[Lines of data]
* * *

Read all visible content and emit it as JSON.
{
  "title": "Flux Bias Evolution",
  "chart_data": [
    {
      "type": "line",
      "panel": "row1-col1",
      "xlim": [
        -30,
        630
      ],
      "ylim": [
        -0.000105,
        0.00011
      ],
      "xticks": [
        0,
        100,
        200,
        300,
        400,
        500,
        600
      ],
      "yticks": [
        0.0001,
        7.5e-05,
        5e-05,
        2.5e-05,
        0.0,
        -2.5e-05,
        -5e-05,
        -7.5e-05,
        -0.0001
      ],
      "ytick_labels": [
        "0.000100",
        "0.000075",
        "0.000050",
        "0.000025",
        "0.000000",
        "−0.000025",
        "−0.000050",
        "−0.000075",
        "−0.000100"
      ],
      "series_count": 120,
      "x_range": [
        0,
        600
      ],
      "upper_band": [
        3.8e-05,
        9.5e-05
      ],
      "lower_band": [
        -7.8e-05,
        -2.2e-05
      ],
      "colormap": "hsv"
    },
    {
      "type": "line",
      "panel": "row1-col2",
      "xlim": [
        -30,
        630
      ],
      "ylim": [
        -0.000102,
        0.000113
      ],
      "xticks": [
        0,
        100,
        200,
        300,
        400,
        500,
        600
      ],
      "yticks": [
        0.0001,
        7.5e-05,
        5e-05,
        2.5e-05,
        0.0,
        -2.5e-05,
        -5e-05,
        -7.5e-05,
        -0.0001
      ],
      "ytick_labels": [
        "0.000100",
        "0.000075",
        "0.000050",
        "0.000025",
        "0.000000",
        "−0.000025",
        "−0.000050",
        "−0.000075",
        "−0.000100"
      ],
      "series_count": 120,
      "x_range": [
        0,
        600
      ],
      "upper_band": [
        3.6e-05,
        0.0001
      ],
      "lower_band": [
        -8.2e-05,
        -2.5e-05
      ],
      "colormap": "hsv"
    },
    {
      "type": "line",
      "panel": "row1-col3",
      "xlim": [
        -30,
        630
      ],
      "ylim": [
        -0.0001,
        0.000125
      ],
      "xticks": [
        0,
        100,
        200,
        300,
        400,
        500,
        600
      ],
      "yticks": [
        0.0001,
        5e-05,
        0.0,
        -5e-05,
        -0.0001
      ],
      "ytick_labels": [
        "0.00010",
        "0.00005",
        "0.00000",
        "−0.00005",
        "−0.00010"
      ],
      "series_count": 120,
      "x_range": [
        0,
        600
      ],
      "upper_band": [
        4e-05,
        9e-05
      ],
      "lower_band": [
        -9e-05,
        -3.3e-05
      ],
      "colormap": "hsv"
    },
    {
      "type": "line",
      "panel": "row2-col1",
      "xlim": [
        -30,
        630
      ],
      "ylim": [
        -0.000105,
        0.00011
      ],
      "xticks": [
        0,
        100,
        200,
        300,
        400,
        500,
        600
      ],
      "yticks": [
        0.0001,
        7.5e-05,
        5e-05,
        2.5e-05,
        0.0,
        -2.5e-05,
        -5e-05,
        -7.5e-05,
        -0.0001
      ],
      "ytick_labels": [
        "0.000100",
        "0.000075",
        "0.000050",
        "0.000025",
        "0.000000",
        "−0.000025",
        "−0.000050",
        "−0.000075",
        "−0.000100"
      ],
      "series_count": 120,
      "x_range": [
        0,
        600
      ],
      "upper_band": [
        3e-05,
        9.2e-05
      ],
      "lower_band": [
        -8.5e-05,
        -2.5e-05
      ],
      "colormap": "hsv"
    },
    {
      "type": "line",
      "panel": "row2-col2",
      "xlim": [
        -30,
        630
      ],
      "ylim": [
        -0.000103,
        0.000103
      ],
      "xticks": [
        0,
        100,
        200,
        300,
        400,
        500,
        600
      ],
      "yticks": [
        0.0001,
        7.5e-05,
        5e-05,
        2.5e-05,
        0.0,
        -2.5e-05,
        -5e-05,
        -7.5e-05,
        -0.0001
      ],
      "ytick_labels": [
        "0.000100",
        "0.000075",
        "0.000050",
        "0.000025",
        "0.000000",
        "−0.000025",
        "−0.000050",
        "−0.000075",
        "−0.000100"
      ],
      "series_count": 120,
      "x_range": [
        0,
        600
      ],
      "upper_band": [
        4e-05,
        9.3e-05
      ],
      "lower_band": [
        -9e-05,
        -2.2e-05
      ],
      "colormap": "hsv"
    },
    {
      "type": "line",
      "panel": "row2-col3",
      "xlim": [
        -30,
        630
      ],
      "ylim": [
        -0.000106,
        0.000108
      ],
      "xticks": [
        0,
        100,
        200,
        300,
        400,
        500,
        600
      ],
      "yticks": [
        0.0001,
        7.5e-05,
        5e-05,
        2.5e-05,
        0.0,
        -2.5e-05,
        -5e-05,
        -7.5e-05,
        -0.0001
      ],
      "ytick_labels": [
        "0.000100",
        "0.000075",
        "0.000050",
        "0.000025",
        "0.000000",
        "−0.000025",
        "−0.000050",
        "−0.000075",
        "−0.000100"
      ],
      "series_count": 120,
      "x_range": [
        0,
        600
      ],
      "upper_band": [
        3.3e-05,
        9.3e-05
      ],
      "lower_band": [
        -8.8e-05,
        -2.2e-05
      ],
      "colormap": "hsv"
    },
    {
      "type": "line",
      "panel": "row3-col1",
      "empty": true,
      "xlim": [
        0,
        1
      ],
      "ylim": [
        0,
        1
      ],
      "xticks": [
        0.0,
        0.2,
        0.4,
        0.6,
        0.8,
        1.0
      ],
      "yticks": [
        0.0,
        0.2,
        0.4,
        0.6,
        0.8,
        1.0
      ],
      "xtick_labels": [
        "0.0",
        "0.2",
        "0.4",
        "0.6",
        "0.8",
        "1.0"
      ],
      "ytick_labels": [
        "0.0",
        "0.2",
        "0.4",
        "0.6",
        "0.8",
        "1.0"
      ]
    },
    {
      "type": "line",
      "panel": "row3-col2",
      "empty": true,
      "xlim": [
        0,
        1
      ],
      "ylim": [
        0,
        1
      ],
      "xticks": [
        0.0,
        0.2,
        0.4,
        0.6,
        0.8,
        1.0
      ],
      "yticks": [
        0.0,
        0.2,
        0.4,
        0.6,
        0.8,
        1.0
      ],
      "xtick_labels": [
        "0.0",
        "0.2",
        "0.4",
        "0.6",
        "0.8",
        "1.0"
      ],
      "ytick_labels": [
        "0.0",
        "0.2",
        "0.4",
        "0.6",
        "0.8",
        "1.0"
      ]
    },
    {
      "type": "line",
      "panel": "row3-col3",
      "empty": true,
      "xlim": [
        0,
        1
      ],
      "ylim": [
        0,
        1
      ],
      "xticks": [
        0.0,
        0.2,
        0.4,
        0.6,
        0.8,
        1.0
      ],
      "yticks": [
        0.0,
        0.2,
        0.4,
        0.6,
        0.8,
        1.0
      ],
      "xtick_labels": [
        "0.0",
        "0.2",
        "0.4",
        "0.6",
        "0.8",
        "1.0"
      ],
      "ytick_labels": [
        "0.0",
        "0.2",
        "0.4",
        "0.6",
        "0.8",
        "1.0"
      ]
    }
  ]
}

* * *

### Stated problem
Check each line of the data above for the word "panel" and say how many lines contain it, giving nothing besides the number.

### Output below
9